● **EXTRACTED ENTRIES**
==========

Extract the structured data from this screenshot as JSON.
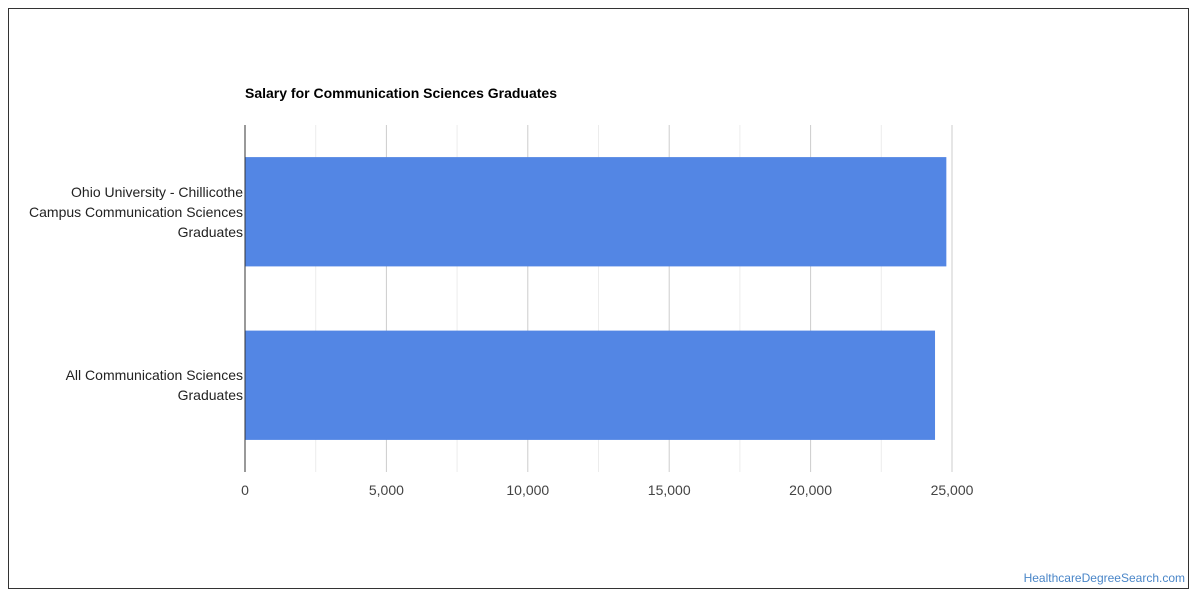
{
  "chart_data": {
    "type": "bar",
    "orientation": "horizontal",
    "title": "Salary for Communication Sciences Graduates",
    "categories": [
      "Ohio University - Chillicothe Campus Communication Sciences Graduates",
      "All Communication Sciences Graduates"
    ],
    "category_lines": [
      [
        "Ohio University - Chillicothe",
        "Campus Communication Sciences",
        "Graduates"
      ],
      [
        "All Communication Sciences",
        "Graduates"
      ]
    ],
    "values": [
      24800,
      24400
    ],
    "xlim": [
      0,
      25000
    ],
    "xticks": [
      0,
      5000,
      10000,
      15000,
      20000,
      25000
    ],
    "xtick_labels": [
      "0",
      "5,000",
      "10,000",
      "15,000",
      "20,000",
      "25,000"
    ],
    "xlabel": "",
    "ylabel": "",
    "grid": true,
    "legend": "none",
    "bar_color": "#5386e4"
  },
  "credit": "HealthcareDegreeSearch.com"
}
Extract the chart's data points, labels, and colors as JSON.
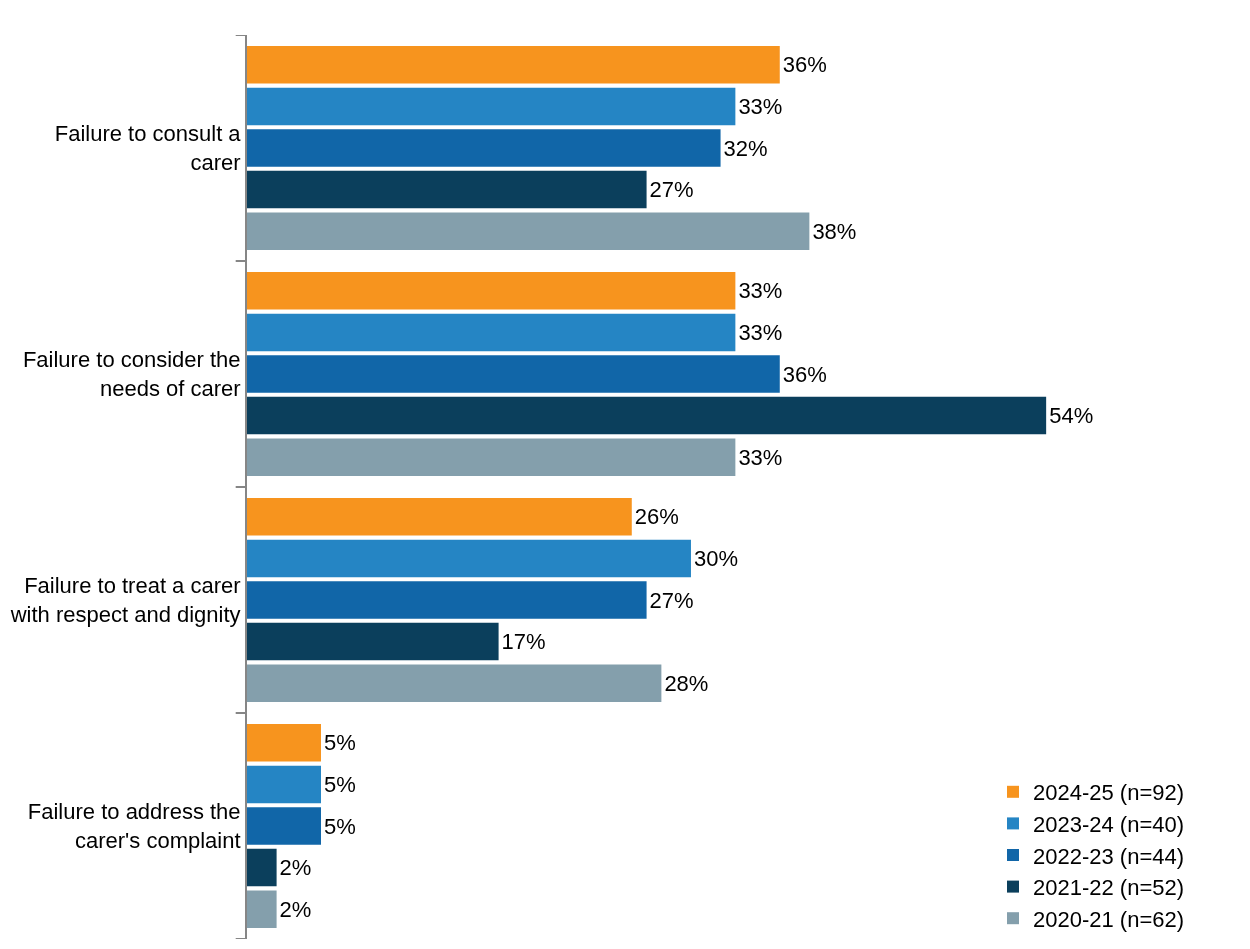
{
  "chart_data": {
    "type": "bar",
    "orientation": "horizontal",
    "categories": [
      "Failure to consult a carer",
      "Failure to consider the needs of carer",
      "Failure to treat a carer with respect and dignity",
      "Failure to address the carer's complaint"
    ],
    "series": [
      {
        "name": "2024-25 (n=92)",
        "color": "#f7941e",
        "values": [
          36,
          33,
          26,
          5
        ],
        "value_labels": [
          "36%",
          "33%",
          "26%",
          "5%"
        ]
      },
      {
        "name": "2023-24 (n=40)",
        "color": "#2585c4",
        "values": [
          33,
          33,
          30,
          5
        ],
        "value_labels": [
          "33%",
          "33%",
          "30%",
          "5%"
        ]
      },
      {
        "name": "2022-23 (n=44)",
        "color": "#1166a8",
        "values": [
          32,
          36,
          27,
          5
        ],
        "value_labels": [
          "32%",
          "36%",
          "27%",
          "5%"
        ]
      },
      {
        "name": "2021-22 (n=52)",
        "color": "#0b3f5c",
        "values": [
          27,
          54,
          17,
          2
        ],
        "value_labels": [
          "27%",
          "54%",
          "17%",
          "2%"
        ]
      },
      {
        "name": "2020-21 (n=62)",
        "color": "#849fac",
        "values": [
          38,
          33,
          28,
          2
        ],
        "value_labels": [
          "38%",
          "33%",
          "28%",
          "2%"
        ]
      }
    ],
    "legend": "bottom right"
  }
}
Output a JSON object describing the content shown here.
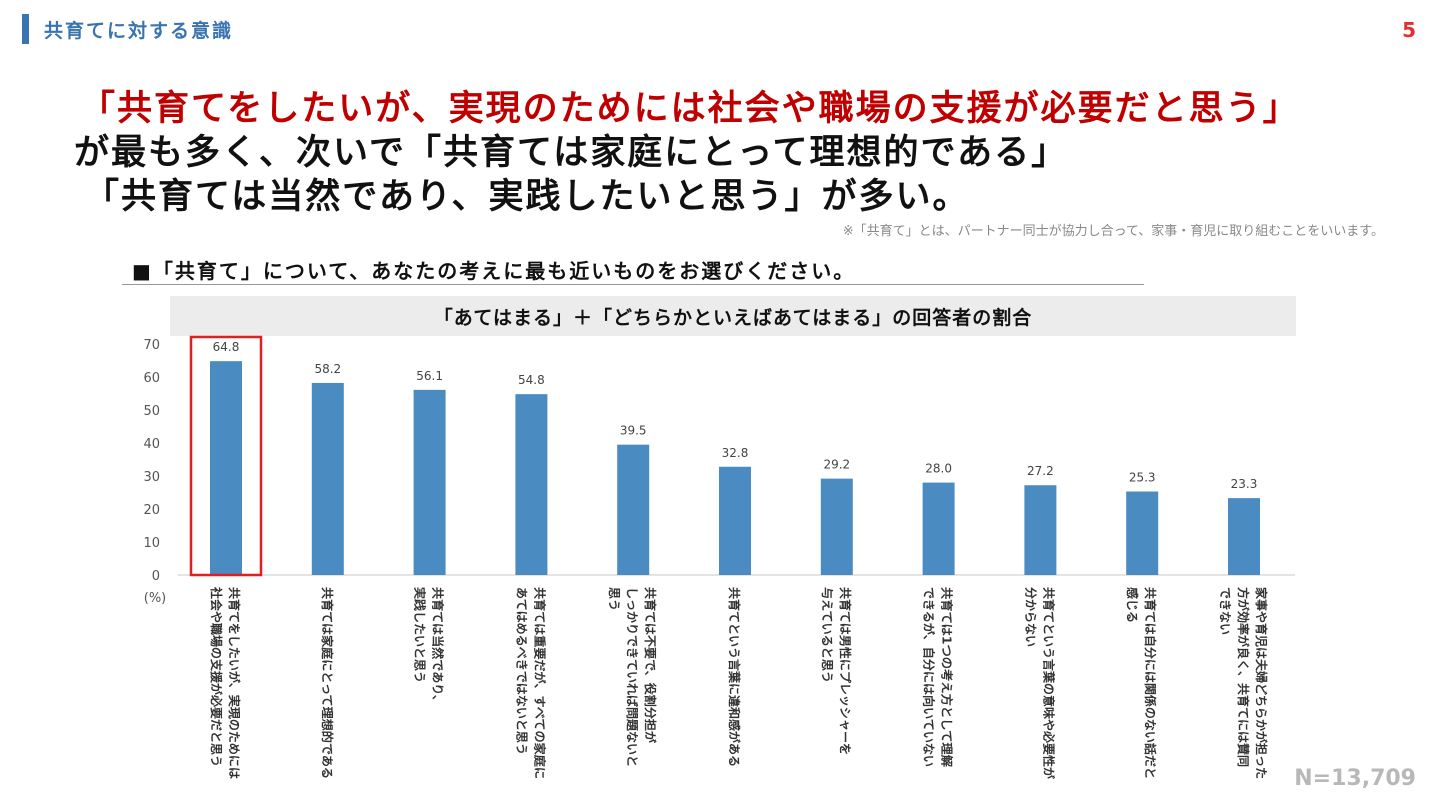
{
  "header": {
    "section_title": "共育てに対する意識",
    "page_number": "5"
  },
  "headline": {
    "line1": "「共育てをしたいが、実現のためには社会や職場の支援が必要だと思う」",
    "line2": "が最も多く、次いで「共育ては家庭にとって理想的である」",
    "line3": "「共育ては当然であり、実践したいと思う」が多い。"
  },
  "note": "※「共育て」とは、パートナー同士が協力し合って、家事・育児に取り組むことをいいます。",
  "question": "■「共育て」について、あなたの考えに最も近いものをお選びください。",
  "sample_size": "N=13,709",
  "colors": {
    "bar": "#4a8bc2",
    "highlight": "#e02020",
    "accent": "#3a74b0",
    "headline_red": "#c00000"
  },
  "chart_data": {
    "type": "bar",
    "title": "「あてはまる」＋「どちらかといえばあてはまる」の回答者の割合",
    "ylabel": "(%)",
    "ylim": [
      0,
      70
    ],
    "yticks": [
      0,
      10,
      20,
      30,
      40,
      50,
      60,
      70
    ],
    "grid": false,
    "highlight_index": 0,
    "categories": [
      [
        "共育てをしたいが、実現のためには",
        "社会や職場の支援が必要だと思う"
      ],
      [
        "共育ては家庭にとって理想的である"
      ],
      [
        "共育ては当然であり、",
        "実践したいと思う"
      ],
      [
        "共育ては重要だが、すべての家庭に",
        "あてはめるべきではないと思う"
      ],
      [
        "共育ては不要で、役割分担が",
        "しっかりできていれば問題ないと",
        "思う"
      ],
      [
        "共育てという言葉に違和感がある"
      ],
      [
        "共育ては男性にプレッシャーを",
        "与えていると思う"
      ],
      [
        "共育ては1つの考え方として理解",
        "できるが、自分には向いていない"
      ],
      [
        "共育てという言葉の意味や必要性が",
        "分からない"
      ],
      [
        "共育ては自分には関係のない話だと",
        "感じる"
      ],
      [
        "家事や育児は夫婦どちらかが担った",
        "方が効率が良く、共育てには賛同",
        "できない"
      ]
    ],
    "values": [
      64.8,
      58.2,
      56.1,
      54.8,
      39.5,
      32.8,
      29.2,
      28.0,
      27.2,
      25.3,
      23.3
    ],
    "value_labels": [
      "64.8",
      "58.2",
      "56.1",
      "54.8",
      "39.5",
      "32.8",
      "29.2",
      "28.0",
      "27.2",
      "25.3",
      "23.3"
    ]
  }
}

==========

● **INSTRUCTION**
Write the records above out again exactly, with no pictures in your copy.

● **ANSWER TO THIS PROBLEM**
Extract the structured data from this screenshot as JSON.
{
  "chart_data": {
    "type": "bar",
    "orientation": "horizontal",
    "title": "Salary for Communication Sciences Graduates",
    "categories": [
      "Ohio University - Chillicothe Campus Communication Sciences Graduates",
      "All Communication Sciences Graduates"
    ],
    "category_lines": [
      [
        "Ohio University - Chillicothe",
        "Campus Communication Sciences",
        "Graduates"
      ],
      [
        "All Communication Sciences",
        "Graduates"
      ]
    ],
    "values": [
      24800,
      24400
    ],
    "xlim": [
      0,
      25000
    ],
    "xticks": [
      0,
      5000,
      10000,
      15000,
      20000,
      25000
    ],
    "xtick_labels": [
      "0",
      "5,000",
      "10,000",
      "15,000",
      "20,000",
      "25,000"
    ],
    "xlabel": "",
    "ylabel": "",
    "grid": true,
    "legend": "none",
    "bar_color": "#5386e4"
  },
  "credit": "HealthcareDegreeSearch.com"
}
Extract the chart's data points, labels, and colors as JSON.
{
  "chart_data": {
    "type": "bar",
    "orientation": "horizontal",
    "categories": [
      "Failure to consult a carer",
      "Failure to consider the needs of carer",
      "Failure to treat a carer with respect and dignity",
      "Failure to address the carer's complaint"
    ],
    "series": [
      {
        "name": "2024-25 (n=92)",
        "color": "#f7941e",
        "values": [
          36,
          33,
          26,
          5
        ],
        "value_labels": [
          "36%",
          "33%",
          "26%",
          "5%"
        ]
      },
      {
        "name": "2023-24 (n=40)",
        "color": "#2585c4",
        "values": [
          33,
          33,
          30,
          5
        ],
        "value_labels": [
          "33%",
          "33%",
          "30%",
          "5%"
        ]
      },
      {
        "name": "2022-23 (n=44)",
        "color": "#1166a8",
        "values": [
          32,
          36,
          27,
          5
        ],
        "value_labels": [
          "32%",
          "36%",
          "27%",
          "5%"
        ]
      },
      {
        "name": "2021-22 (n=52)",
        "color": "#0b3f5c",
        "values": [
          27,
          54,
          17,
          2
        ],
        "value_labels": [
          "27%",
          "54%",
          "17%",
          "2%"
        ]
      },
      {
        "name": "2020-21 (n=62)",
        "color": "#849fac",
        "values": [
          38,
          33,
          28,
          2
        ],
        "value_labels": [
          "38%",
          "33%",
          "28%",
          "2%"
        ]
      }
    ],
    "legend": "bottom right"
  }
}
Output a JSON object describing the content shown here.
{
  "header": {
    "section_title": "共育てに対する意識",
    "page_number": "5"
  },
  "headline": {
    "line1": "「共育てをしたいが、実現のためには社会や職場の支援が必要だと思う」",
    "line2": "が最も多く、次いで「共育ては家庭にとって理想的である」",
    "line3": "「共育ては当然であり、実践したいと思う」が多い。"
  },
  "note": "※「共育て」とは、パートナー同士が協力し合って、家事・育児に取り組むことをいいます。",
  "question": "■「共育て」について、あなたの考えに最も近いものをお選びください。",
  "sample_size": "N=13,709",
  "colors": {
    "bar": "#4a8bc2",
    "highlight": "#e02020",
    "accent": "#3a74b0",
    "headline_red": "#c00000"
  },
  "chart_data": {
    "type": "bar",
    "title": "「あてはまる」＋「どちらかといえばあてはまる」の回答者の割合",
    "ylabel": "(%)",
    "ylim": [
      0,
      70
    ],
    "yticks": [
      0,
      10,
      20,
      30,
      40,
      50,
      60,
      70
    ],
    "grid": false,
    "highlight_index": 0,
    "categories": [
      [
        "共育てをしたいが、実現のためには",
        "社会や職場の支援が必要だと思う"
      ],
      [
        "共育ては家庭にとって理想的である"
      ],
      [
        "共育ては当然であり、",
        "実践したいと思う"
      ],
      [
        "共育ては重要だが、すべての家庭に",
        "あてはめるべきではないと思う"
      ],
      [
        "共育ては不要で、役割分担が",
        "しっかりできていれば問題ないと",
        "思う"
      ],
      [
        "共育てという言葉に違和感がある"
      ],
      [
        "共育ては男性にプレッシャーを",
        "与えていると思う"
      ],
      [
        "共育ては1つの考え方として理解",
        "できるが、自分には向いていない"
      ],
      [
        "共育てという言葉の意味や必要性が",
        "分からない"
      ],
      [
        "共育ては自分には関係のない話だと",
        "感じる"
      ],
      [
        "家事や育児は夫婦どちらかが担った",
        "方が効率が良く、共育てには賛同",
        "できない"
      ]
    ],
    "values": [
      64.8,
      58.2,
      56.1,
      54.8,
      39.5,
      32.8,
      29.2,
      28.0,
      27.2,
      25.3,
      23.3
    ],
    "value_labels": [
      "64.8",
      "58.2",
      "56.1",
      "54.8",
      "39.5",
      "32.8",
      "29.2",
      "28.0",
      "27.2",
      "25.3",
      "23.3"
    ]
  }
}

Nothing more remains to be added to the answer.